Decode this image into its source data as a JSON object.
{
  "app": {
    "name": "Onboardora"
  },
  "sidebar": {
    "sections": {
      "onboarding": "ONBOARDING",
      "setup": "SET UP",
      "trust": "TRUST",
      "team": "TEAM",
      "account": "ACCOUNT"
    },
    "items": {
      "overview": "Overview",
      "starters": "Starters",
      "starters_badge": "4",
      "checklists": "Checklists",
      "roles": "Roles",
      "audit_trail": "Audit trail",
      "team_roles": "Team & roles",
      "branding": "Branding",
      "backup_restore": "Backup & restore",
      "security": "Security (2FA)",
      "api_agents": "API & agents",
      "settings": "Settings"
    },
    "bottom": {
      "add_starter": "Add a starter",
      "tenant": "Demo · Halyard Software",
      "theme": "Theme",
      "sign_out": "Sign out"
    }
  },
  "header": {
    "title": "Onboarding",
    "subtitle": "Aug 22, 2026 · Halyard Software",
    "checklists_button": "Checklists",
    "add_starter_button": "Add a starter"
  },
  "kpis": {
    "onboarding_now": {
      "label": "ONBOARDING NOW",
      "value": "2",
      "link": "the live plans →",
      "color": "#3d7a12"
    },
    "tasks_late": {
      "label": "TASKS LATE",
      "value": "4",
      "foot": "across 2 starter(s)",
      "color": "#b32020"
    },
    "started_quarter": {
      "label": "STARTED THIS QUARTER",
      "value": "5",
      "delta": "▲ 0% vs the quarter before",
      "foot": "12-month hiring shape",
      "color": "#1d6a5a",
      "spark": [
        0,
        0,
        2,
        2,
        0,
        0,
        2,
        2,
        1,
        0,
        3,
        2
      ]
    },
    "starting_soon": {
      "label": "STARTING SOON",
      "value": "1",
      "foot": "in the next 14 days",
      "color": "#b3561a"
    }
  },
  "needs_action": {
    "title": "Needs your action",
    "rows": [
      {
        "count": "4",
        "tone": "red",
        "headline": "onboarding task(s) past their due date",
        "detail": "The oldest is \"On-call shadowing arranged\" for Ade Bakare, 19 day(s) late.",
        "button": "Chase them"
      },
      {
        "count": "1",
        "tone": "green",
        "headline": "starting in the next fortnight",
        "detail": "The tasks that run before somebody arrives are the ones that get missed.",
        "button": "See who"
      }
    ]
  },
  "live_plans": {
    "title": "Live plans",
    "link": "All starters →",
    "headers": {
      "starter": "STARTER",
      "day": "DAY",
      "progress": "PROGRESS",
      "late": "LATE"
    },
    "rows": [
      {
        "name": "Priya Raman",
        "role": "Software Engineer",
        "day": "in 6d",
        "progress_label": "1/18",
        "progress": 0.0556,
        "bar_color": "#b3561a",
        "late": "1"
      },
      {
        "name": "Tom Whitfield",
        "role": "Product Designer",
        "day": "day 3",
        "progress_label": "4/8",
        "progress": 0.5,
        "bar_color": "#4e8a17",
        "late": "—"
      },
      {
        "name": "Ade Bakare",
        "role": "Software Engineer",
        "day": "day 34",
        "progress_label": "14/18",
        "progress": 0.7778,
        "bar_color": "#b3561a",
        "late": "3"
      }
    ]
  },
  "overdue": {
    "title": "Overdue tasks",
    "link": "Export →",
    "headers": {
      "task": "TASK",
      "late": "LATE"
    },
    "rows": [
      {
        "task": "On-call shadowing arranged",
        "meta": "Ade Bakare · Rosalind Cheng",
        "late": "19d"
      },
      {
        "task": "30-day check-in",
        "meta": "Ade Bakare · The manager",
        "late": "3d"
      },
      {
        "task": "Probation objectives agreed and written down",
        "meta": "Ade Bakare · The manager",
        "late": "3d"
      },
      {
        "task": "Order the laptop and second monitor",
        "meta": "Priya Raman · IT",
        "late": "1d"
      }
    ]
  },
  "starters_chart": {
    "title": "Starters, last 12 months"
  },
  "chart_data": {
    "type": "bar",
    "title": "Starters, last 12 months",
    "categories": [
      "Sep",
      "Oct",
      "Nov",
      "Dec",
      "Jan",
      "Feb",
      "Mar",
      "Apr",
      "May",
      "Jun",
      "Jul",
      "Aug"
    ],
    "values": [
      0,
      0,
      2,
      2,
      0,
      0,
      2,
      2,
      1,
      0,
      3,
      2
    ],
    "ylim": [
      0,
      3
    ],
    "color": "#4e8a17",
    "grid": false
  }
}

═══

Challenge ▸
From the entries above, copy each line holding "Bakare".

Final result ▸
        "detail": "The oldest is \"On-call shadowing arranged\" for Ade Bakare, 19 day(s) late.",
        "name": "Ade Bakare",
        "meta": "Ade Bakare · Rosalind Cheng",
        "meta": "Ade Bakare · The manager",
        "meta": "Ade Bakare · The manager",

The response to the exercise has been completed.